For the entries that follow, tally the lines holding the string "testing". Give the total and nothing else.

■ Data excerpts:
— Start —
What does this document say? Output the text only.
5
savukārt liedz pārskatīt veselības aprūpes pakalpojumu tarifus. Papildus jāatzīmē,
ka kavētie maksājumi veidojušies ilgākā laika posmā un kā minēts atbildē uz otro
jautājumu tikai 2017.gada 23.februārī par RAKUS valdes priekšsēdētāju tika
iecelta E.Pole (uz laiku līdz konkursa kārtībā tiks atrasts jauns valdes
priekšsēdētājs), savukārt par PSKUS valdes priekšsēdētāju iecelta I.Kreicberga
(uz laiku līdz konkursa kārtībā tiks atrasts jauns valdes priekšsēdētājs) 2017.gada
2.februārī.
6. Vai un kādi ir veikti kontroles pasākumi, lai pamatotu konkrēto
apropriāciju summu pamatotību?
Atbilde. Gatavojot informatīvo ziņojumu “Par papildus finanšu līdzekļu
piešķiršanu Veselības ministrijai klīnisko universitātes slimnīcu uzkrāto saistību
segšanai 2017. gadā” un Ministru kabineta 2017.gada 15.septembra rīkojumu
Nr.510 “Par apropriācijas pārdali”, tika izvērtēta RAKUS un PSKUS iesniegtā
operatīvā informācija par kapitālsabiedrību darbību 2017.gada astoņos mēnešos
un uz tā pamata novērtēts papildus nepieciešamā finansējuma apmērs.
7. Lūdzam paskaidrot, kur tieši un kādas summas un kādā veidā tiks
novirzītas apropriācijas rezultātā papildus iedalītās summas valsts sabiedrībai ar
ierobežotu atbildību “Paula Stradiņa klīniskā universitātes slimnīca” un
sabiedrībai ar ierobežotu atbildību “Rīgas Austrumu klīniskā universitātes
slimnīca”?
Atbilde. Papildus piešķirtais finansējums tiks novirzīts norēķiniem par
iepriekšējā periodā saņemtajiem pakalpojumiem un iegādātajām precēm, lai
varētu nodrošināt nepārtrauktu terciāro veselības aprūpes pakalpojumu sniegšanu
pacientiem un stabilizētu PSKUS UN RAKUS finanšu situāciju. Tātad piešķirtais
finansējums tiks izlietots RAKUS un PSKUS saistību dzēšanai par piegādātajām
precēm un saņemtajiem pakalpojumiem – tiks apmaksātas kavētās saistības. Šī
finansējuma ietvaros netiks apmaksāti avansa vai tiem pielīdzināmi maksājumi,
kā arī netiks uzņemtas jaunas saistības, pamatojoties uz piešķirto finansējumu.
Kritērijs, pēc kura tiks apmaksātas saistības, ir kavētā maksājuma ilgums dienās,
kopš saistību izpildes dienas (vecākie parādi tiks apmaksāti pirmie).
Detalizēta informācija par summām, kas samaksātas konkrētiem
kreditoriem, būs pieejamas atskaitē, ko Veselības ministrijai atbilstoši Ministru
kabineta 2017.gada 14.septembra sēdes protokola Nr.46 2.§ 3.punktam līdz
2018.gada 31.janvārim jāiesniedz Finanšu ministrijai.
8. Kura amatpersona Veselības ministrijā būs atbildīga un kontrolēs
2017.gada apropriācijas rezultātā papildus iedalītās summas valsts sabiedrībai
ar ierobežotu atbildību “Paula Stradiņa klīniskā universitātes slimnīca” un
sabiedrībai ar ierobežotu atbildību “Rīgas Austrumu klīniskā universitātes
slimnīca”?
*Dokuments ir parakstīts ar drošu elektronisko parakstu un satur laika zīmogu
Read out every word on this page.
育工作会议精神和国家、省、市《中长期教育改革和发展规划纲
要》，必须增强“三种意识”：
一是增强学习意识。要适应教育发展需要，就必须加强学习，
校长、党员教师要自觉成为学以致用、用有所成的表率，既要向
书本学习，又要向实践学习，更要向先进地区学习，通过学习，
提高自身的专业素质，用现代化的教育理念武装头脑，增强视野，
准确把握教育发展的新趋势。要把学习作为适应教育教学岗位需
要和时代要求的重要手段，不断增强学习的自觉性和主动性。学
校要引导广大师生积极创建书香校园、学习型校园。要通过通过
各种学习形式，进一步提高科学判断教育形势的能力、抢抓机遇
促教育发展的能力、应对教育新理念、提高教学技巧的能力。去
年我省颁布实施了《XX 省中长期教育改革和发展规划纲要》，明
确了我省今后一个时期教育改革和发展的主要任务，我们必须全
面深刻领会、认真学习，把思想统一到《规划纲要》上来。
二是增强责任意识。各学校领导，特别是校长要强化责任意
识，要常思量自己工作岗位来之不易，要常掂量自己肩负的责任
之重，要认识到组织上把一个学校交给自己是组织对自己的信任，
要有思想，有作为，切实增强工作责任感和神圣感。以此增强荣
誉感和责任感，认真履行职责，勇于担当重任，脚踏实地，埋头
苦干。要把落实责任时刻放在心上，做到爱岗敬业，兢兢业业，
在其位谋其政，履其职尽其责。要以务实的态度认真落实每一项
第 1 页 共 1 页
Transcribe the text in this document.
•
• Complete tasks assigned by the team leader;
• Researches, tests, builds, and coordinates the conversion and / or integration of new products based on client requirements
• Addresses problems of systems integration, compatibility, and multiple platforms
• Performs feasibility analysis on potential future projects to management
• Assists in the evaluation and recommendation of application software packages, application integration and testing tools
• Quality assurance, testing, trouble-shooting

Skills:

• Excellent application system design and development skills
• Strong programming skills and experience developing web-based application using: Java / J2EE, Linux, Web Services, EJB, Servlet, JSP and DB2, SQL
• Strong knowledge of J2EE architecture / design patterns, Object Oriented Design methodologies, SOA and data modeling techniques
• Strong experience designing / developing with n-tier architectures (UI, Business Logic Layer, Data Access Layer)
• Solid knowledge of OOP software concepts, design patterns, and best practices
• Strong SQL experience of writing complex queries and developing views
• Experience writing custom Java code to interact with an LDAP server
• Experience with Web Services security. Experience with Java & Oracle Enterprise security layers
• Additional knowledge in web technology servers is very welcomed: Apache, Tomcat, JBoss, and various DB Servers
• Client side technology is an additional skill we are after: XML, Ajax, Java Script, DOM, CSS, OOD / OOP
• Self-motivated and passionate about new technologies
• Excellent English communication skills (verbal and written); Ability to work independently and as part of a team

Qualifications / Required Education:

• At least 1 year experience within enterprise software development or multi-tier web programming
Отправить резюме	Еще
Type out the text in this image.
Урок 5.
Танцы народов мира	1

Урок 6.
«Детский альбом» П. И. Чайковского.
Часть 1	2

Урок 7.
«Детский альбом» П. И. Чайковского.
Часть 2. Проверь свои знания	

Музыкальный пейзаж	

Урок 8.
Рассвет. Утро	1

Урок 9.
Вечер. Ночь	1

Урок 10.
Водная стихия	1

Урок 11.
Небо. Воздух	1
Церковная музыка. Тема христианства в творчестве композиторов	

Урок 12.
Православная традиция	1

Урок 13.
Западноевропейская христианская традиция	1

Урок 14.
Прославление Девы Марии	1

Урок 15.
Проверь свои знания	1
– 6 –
— End —
■ The solution: 2